## Provided material
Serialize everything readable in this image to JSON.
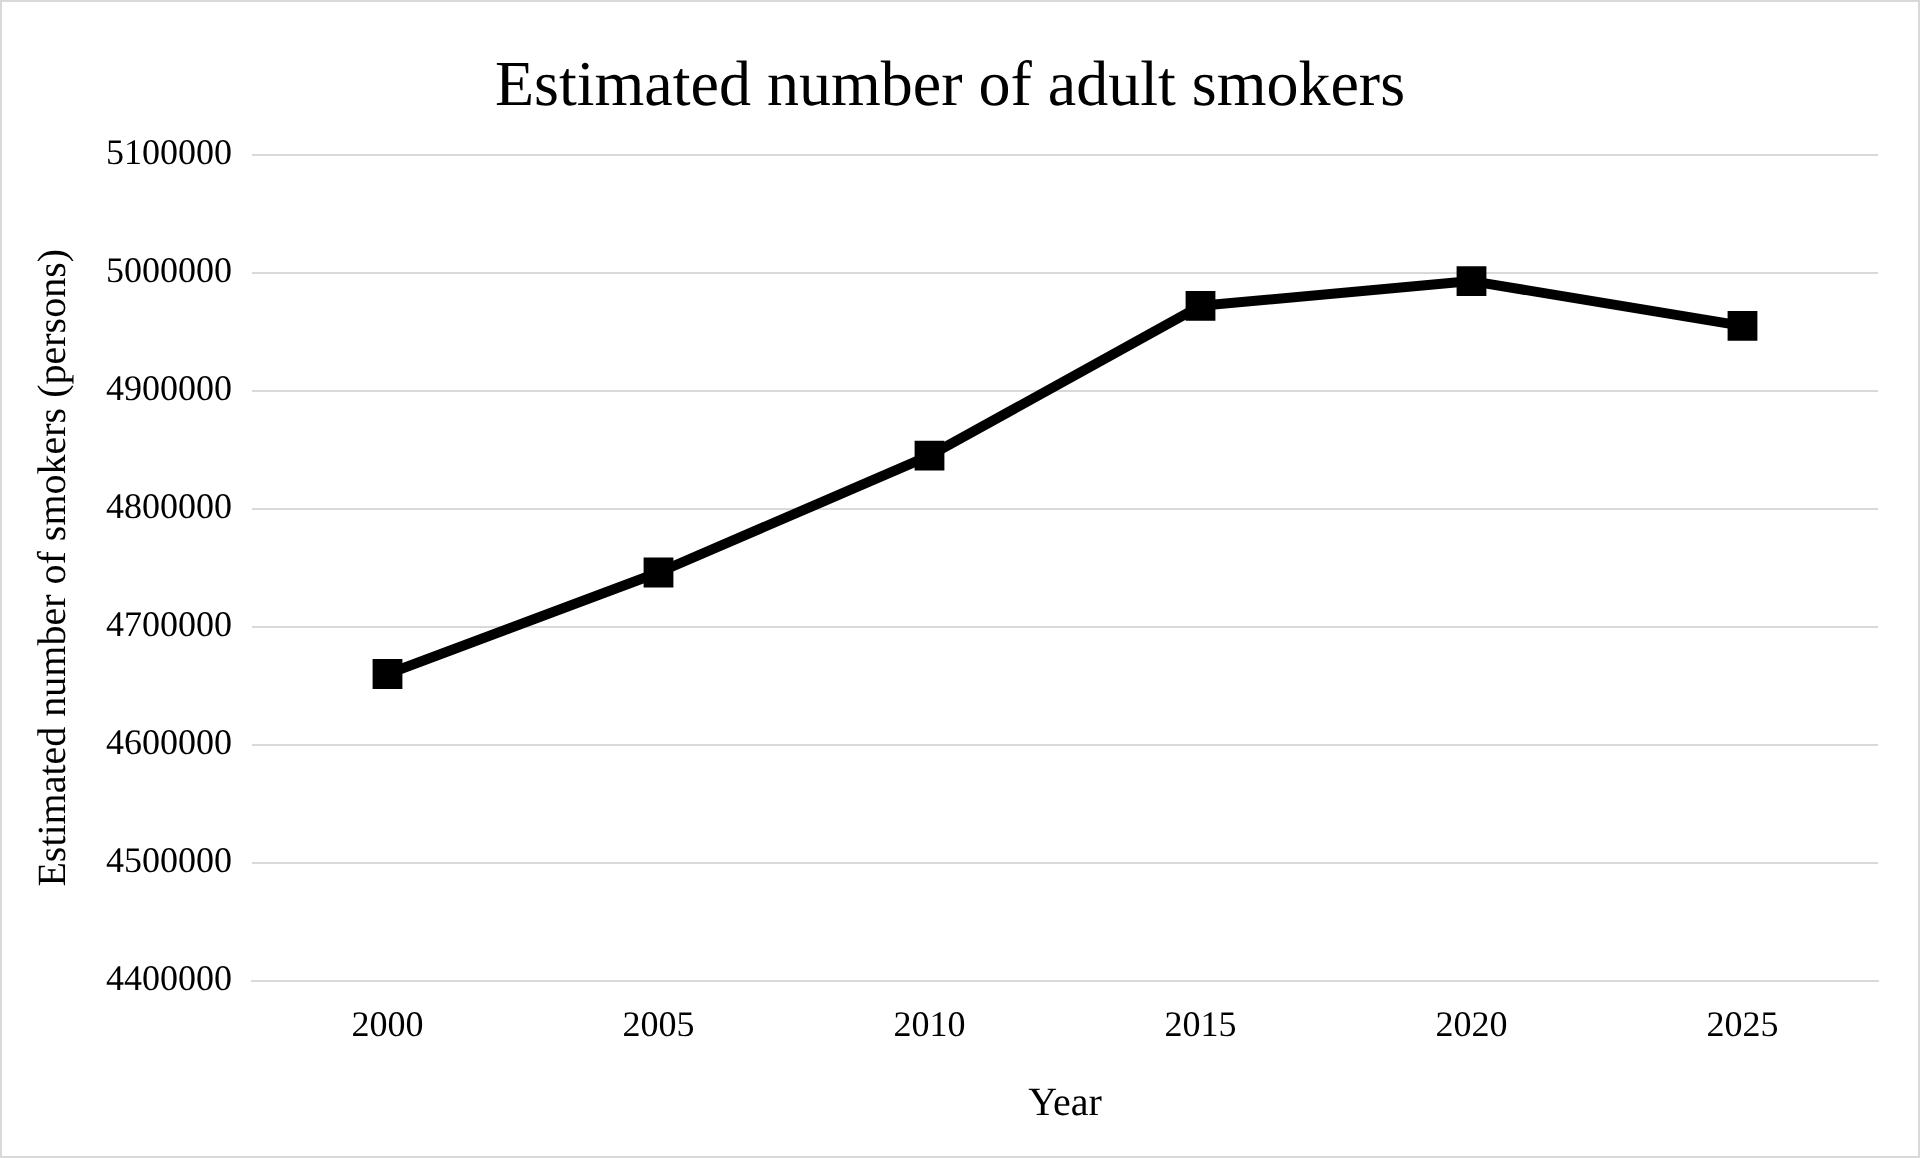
{
  "chart_data": {
    "type": "line",
    "title": "Estimated number of adult smokers",
    "xlabel": "Year",
    "ylabel": "Estimated number of smokers (persons)",
    "categories": [
      "2000",
      "2005",
      "2010",
      "2015",
      "2020",
      "2025"
    ],
    "series": [
      {
        "color": "#000000",
        "values": [
          4660000,
          4746000,
          4845000,
          4972000,
          4993000,
          4955000
        ]
      }
    ],
    "ylim": [
      4400000,
      5100000
    ],
    "yticks": [
      4400000,
      4500000,
      4600000,
      4700000,
      4800000,
      4900000,
      5000000,
      5100000
    ],
    "grid": "y",
    "legend": false,
    "marker": "square",
    "line_style": "solid"
  }
}
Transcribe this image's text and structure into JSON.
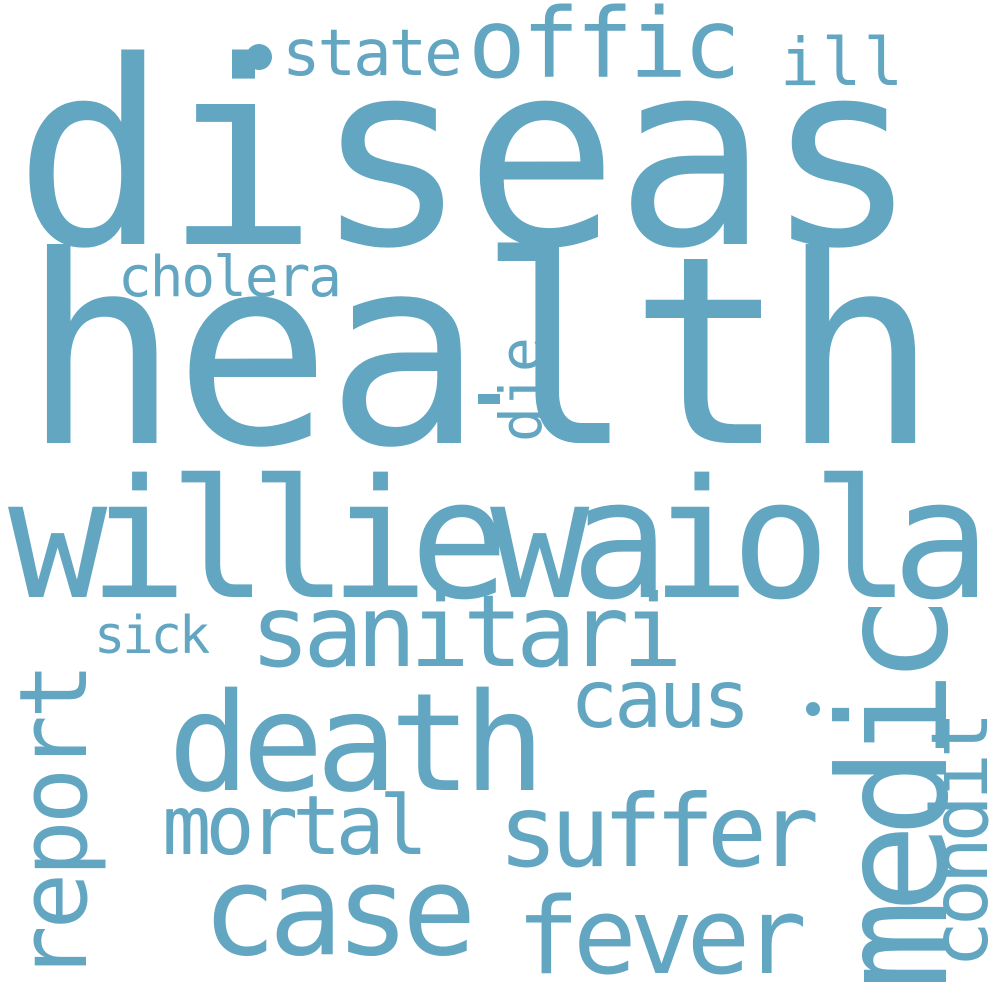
{
  "wordcloud": {
    "color": "#62a6c2",
    "words": {
      "diseas": "diseas",
      "health": "health",
      "williewaiola": "williewaiola",
      "sanitari": "sanitari",
      "death": "death",
      "medic": "medic",
      "case": "case",
      "report": "report",
      "suffer": "suffer",
      "fever": "fever",
      "condit": "condit",
      "mortal": "mortal",
      "caus": "caus",
      "offic": "offic",
      "state": "state",
      "ill": "ill",
      "cholera": "cholera",
      "die": "die",
      "sick": "sick"
    }
  }
}
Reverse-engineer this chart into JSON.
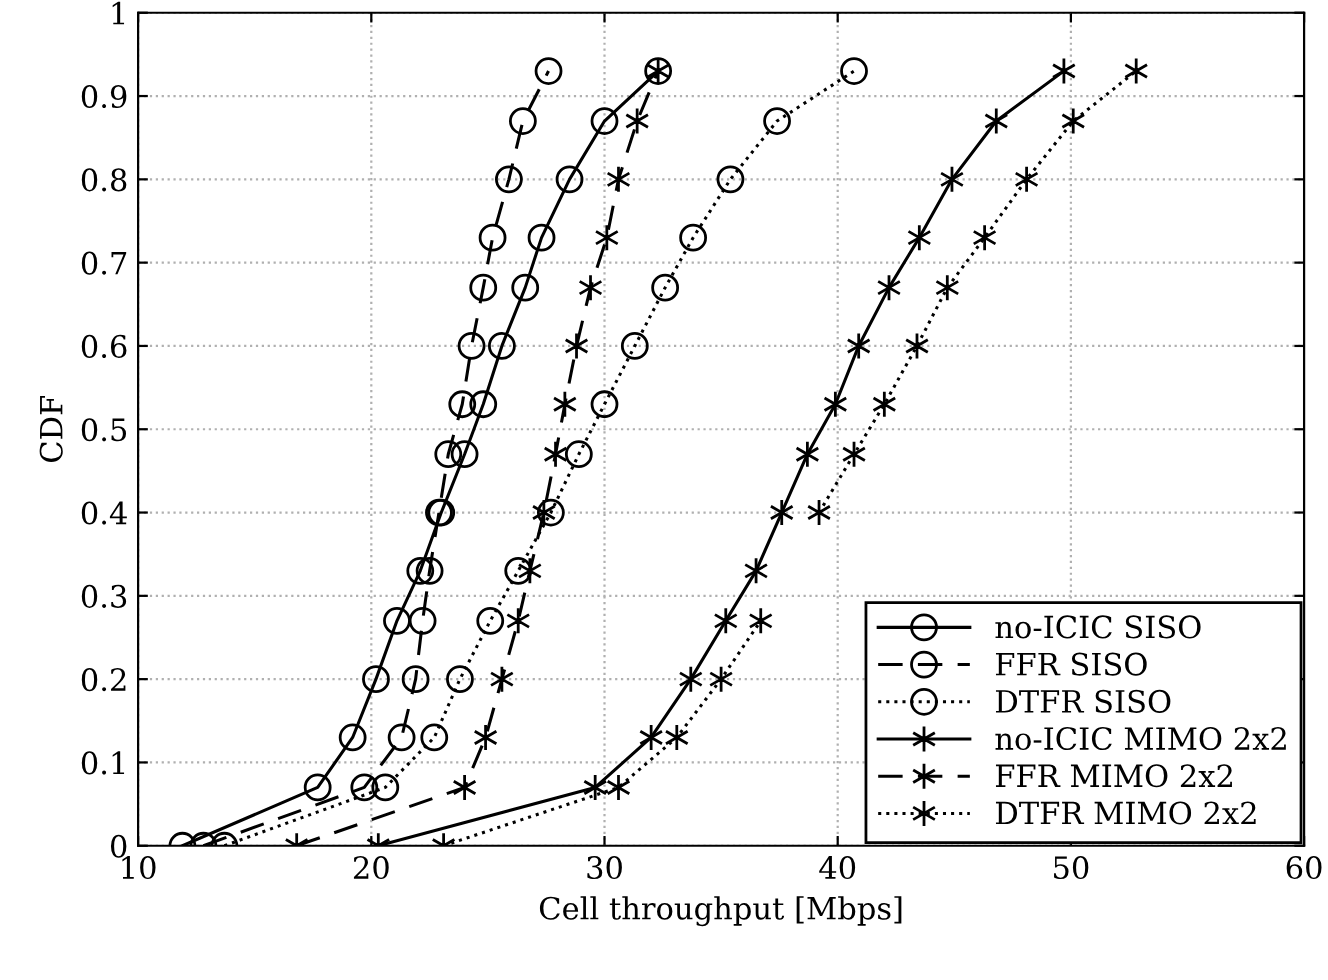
{
  "chart_data": {
    "type": "line",
    "xlabel": "Cell throughput [Mbps]",
    "ylabel": "CDF",
    "xlim": [
      10,
      60
    ],
    "xticks": [
      10,
      20,
      30,
      40,
      50,
      60
    ],
    "ylim": [
      0,
      1
    ],
    "yticks": [
      0,
      0.1,
      0.2,
      0.3,
      0.4,
      0.5,
      0.6,
      0.7,
      0.8,
      0.9,
      1
    ],
    "grid": true,
    "legend": "bottom right",
    "series": [
      {
        "name": "no-ICIC SISO",
        "color": "#000000",
        "marker": "circle",
        "line_style": "solid",
        "x": [
          11.9,
          17.7,
          19.2,
          20.2,
          21.1,
          22.1,
          23.0,
          24.0,
          24.8,
          25.6,
          26.6,
          27.3,
          28.5,
          30.0,
          32.3
        ],
        "values": [
          0,
          0.07,
          0.13,
          0.2,
          0.27,
          0.33,
          0.4,
          0.47,
          0.53,
          0.6,
          0.67,
          0.73,
          0.8,
          0.87,
          0.93
        ]
      },
      {
        "name": "FFR SISO",
        "color": "#000000",
        "marker": "circle",
        "line_style": "dashed",
        "x": [
          12.8,
          19.7,
          21.3,
          21.9,
          22.2,
          22.5,
          22.9,
          23.3,
          23.9,
          24.3,
          24.8,
          25.2,
          25.9,
          26.5,
          27.6
        ],
        "values": [
          0,
          0.07,
          0.13,
          0.2,
          0.27,
          0.33,
          0.4,
          0.47,
          0.53,
          0.6,
          0.67,
          0.73,
          0.8,
          0.87,
          0.93
        ]
      },
      {
        "name": "DTFR SISO",
        "color": "#000000",
        "marker": "circle",
        "line_style": "dotted",
        "x": [
          13.7,
          20.6,
          22.7,
          23.8,
          25.1,
          26.3,
          27.7,
          28.9,
          30.0,
          31.3,
          32.6,
          33.8,
          35.4,
          37.4,
          40.7
        ],
        "values": [
          0,
          0.07,
          0.13,
          0.2,
          0.27,
          0.33,
          0.4,
          0.47,
          0.53,
          0.6,
          0.67,
          0.73,
          0.8,
          0.87,
          0.93
        ]
      },
      {
        "name": "no-ICIC MIMO 2x2",
        "color": "#000000",
        "marker": "cross",
        "line_style": "solid",
        "x": [
          20.3,
          29.6,
          32.0,
          33.7,
          35.2,
          36.5,
          37.6,
          38.7,
          39.9,
          40.9,
          42.2,
          43.5,
          44.9,
          46.8,
          49.7
        ],
        "values": [
          0,
          0.07,
          0.13,
          0.2,
          0.27,
          0.33,
          0.4,
          0.47,
          0.53,
          0.6,
          0.67,
          0.73,
          0.8,
          0.87,
          0.93
        ]
      },
      {
        "name": "FFR MIMO 2x2",
        "color": "#000000",
        "marker": "cross",
        "line_style": "dashed",
        "x": [
          16.8,
          24.0,
          24.9,
          25.6,
          26.3,
          26.8,
          27.4,
          27.9,
          28.3,
          28.8,
          29.4,
          30.1,
          30.6,
          31.4,
          32.3
        ],
        "values": [
          0,
          0.07,
          0.13,
          0.2,
          0.27,
          0.33,
          0.4,
          0.47,
          0.53,
          0.6,
          0.67,
          0.73,
          0.8,
          0.87,
          0.93
        ]
      },
      {
        "name": "DTFR MIMO 2x2",
        "color": "#000000",
        "marker": "cross",
        "line_style": "dotted",
        "x": [
          23.1,
          30.6,
          33.1,
          35.0,
          36.7,
          null,
          39.2,
          40.7,
          42.0,
          43.4,
          44.7,
          46.3,
          48.1,
          50.1,
          52.8
        ],
        "values": [
          0,
          0.07,
          0.13,
          0.2,
          0.27,
          null,
          0.4,
          0.47,
          0.53,
          0.6,
          0.67,
          0.73,
          0.8,
          0.87,
          0.93
        ]
      }
    ]
  }
}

## Task goal
Write out the listing above exactly as it stands, pictures excluded.

## Problem solution
Serialize everything readable in this image to JSON.
{
  "chart_data": {
    "type": "line",
    "title": "Estimated number of adult smokers",
    "xlabel": "Year",
    "ylabel": "Estimated number of smokers (persons)",
    "categories": [
      "2000",
      "2005",
      "2010",
      "2015",
      "2020",
      "2025"
    ],
    "series": [
      {
        "color": "#000000",
        "values": [
          4660000,
          4746000,
          4845000,
          4972000,
          4993000,
          4955000
        ]
      }
    ],
    "ylim": [
      4400000,
      5100000
    ],
    "yticks": [
      4400000,
      4500000,
      4600000,
      4700000,
      4800000,
      4900000,
      5000000,
      5100000
    ],
    "grid": "y",
    "legend": false,
    "marker": "square",
    "line_style": "solid"
  }
}
Transcribe this image's text and structure into JSON.
{
  "wordcloud": {
    "color": "#62a6c2",
    "words": {
      "diseas": "diseas",
      "health": "health",
      "williewaiola": "williewaiola",
      "sanitari": "sanitari",
      "death": "death",
      "medic": "medic",
      "case": "case",
      "report": "report",
      "suffer": "suffer",
      "fever": "fever",
      "condit": "condit",
      "mortal": "mortal",
      "caus": "caus",
      "offic": "offic",
      "state": "state",
      "ill": "ill",
      "cholera": "cholera",
      "die": "die",
      "sick": "sick"
    }
  }
}
Reverse-engineer this chart into JSON.
{
  "chart_data": {
    "type": "line",
    "xlabel": "Cell throughput [Mbps]",
    "ylabel": "CDF",
    "xlim": [
      10,
      60
    ],
    "xticks": [
      10,
      20,
      30,
      40,
      50,
      60
    ],
    "ylim": [
      0,
      1
    ],
    "yticks": [
      0,
      0.1,
      0.2,
      0.3,
      0.4,
      0.5,
      0.6,
      0.7,
      0.8,
      0.9,
      1
    ],
    "grid": true,
    "legend": "bottom right",
    "series": [
      {
        "name": "no-ICIC SISO",
        "color": "#000000",
        "marker": "circle",
        "line_style": "solid",
        "x": [
          11.9,
          17.7,
          19.2,
          20.2,
          21.1,
          22.1,
          23.0,
          24.0,
          24.8,
          25.6,
          26.6,
          27.3,
          28.5,
          30.0,
          32.3
        ],
        "values": [
          0,
          0.07,
          0.13,
          0.2,
          0.27,
          0.33,
          0.4,
          0.47,
          0.53,
          0.6,
          0.67,
          0.73,
          0.8,
          0.87,
          0.93
        ]
      },
      {
        "name": "FFR SISO",
        "color": "#000000",
        "marker": "circle",
        "line_style": "dashed",
        "x": [
          12.8,
          19.7,
          21.3,
          21.9,
          22.2,
          22.5,
          22.9,
          23.3,
          23.9,
          24.3,
          24.8,
          25.2,
          25.9,
          26.5,
          27.6
        ],
        "values": [
          0,
          0.07,
          0.13,
          0.2,
          0.27,
          0.33,
          0.4,
          0.47,
          0.53,
          0.6,
          0.67,
          0.73,
          0.8,
          0.87,
          0.93
        ]
      },
      {
        "name": "DTFR SISO",
        "color": "#000000",
        "marker": "circle",
        "line_style": "dotted",
        "x": [
          13.7,
          20.6,
          22.7,
          23.8,
          25.1,
          26.3,
          27.7,
          28.9,
          30.0,
          31.3,
          32.6,
          33.8,
          35.4,
          37.4,
          40.7
        ],
        "values": [
          0,
          0.07,
          0.13,
          0.2,
          0.27,
          0.33,
          0.4,
          0.47,
          0.53,
          0.6,
          0.67,
          0.73,
          0.8,
          0.87,
          0.93
        ]
      },
      {
        "name": "no-ICIC MIMO 2x2",
        "color": "#000000",
        "marker": "cross",
        "line_style": "solid",
        "x": [
          20.3,
          29.6,
          32.0,
          33.7,
          35.2,
          36.5,
          37.6,
          38.7,
          39.9,
          40.9,
          42.2,
          43.5,
          44.9,
          46.8,
          49.7
        ],
        "values": [
          0,
          0.07,
          0.13,
          0.2,
          0.27,
          0.33,
          0.4,
          0.47,
          0.53,
          0.6,
          0.67,
          0.73,
          0.8,
          0.87,
          0.93
        ]
      },
      {
        "name": "FFR MIMO 2x2",
        "color": "#000000",
        "marker": "cross",
        "line_style": "dashed",
        "x": [
          16.8,
          24.0,
          24.9,
          25.6,
          26.3,
          26.8,
          27.4,
          27.9,
          28.3,
          28.8,
          29.4,
          30.1,
          30.6,
          31.4,
          32.3
        ],
        "values": [
          0,
          0.07,
          0.13,
          0.2,
          0.27,
          0.33,
          0.4,
          0.47,
          0.53,
          0.6,
          0.67,
          0.73,
          0.8,
          0.87,
          0.93
        ]
      },
      {
        "name": "DTFR MIMO 2x2",
        "color": "#000000",
        "marker": "cross",
        "line_style": "dotted",
        "x": [
          23.1,
          30.6,
          33.1,
          35.0,
          36.7,
          null,
          39.2,
          40.7,
          42.0,
          43.4,
          44.7,
          46.3,
          48.1,
          50.1,
          52.8
        ],
        "values": [
          0,
          0.07,
          0.13,
          0.2,
          0.27,
          null,
          0.4,
          0.47,
          0.53,
          0.6,
          0.67,
          0.73,
          0.8,
          0.87,
          0.93
        ]
      }
    ]
  }
}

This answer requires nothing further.